▶ _What is being asked_: Write out every entry exactly as given, but omit the pictures.

Stored dataset items

— START —

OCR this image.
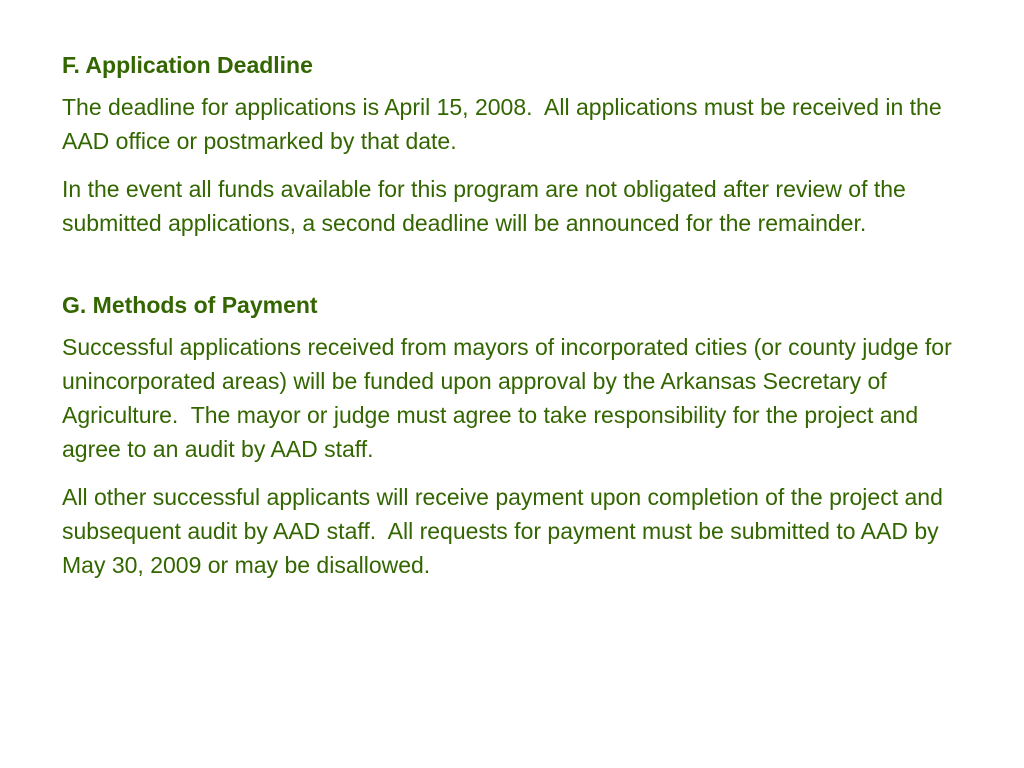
F. Application Deadline
The deadline for applications is April 15, 2008.  All applications must be received in the AAD office or postmarked by that date.
In the event all funds available for this program are not obligated after review of the submitted applications, a second deadline will be announced for the remainder.
G. Methods of Payment
Successful applications received from mayors of incorporated cities (or county judge for unincorporated areas) will be funded upon approval by the Arkansas Secretary of Agriculture.  The mayor or judge must agree to take responsibility for the project and agree to an audit by AAD staff.
All other successful applicants will receive payment upon completion of the project and subsequent audit by AAD staff.  All requests for payment must be submitted to AAD by May 30, 2009 or may be disallowed.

— END —

▶ _Problem solution_:
OCR this image.
F. Application Deadline
The deadline for applications is April 15, 2008.  All applications must be received in the AAD office or postmarked by that date.
In the event all funds available for this program are not obligated after review of the submitted applications, a second deadline will be announced for the remainder.
G. Methods of Payment
Successful applications received from mayors of incorporated cities (or county judge for unincorporated areas) will be funded upon approval by the Arkansas Secretary of Agriculture.  The mayor or judge must agree to take responsibility for the project and agree to an audit by AAD staff.
All other successful applicants will receive payment upon completion of the project and subsequent audit by AAD staff.  All requests for payment must be submitted to AAD by May 30, 2009 or may be disallowed.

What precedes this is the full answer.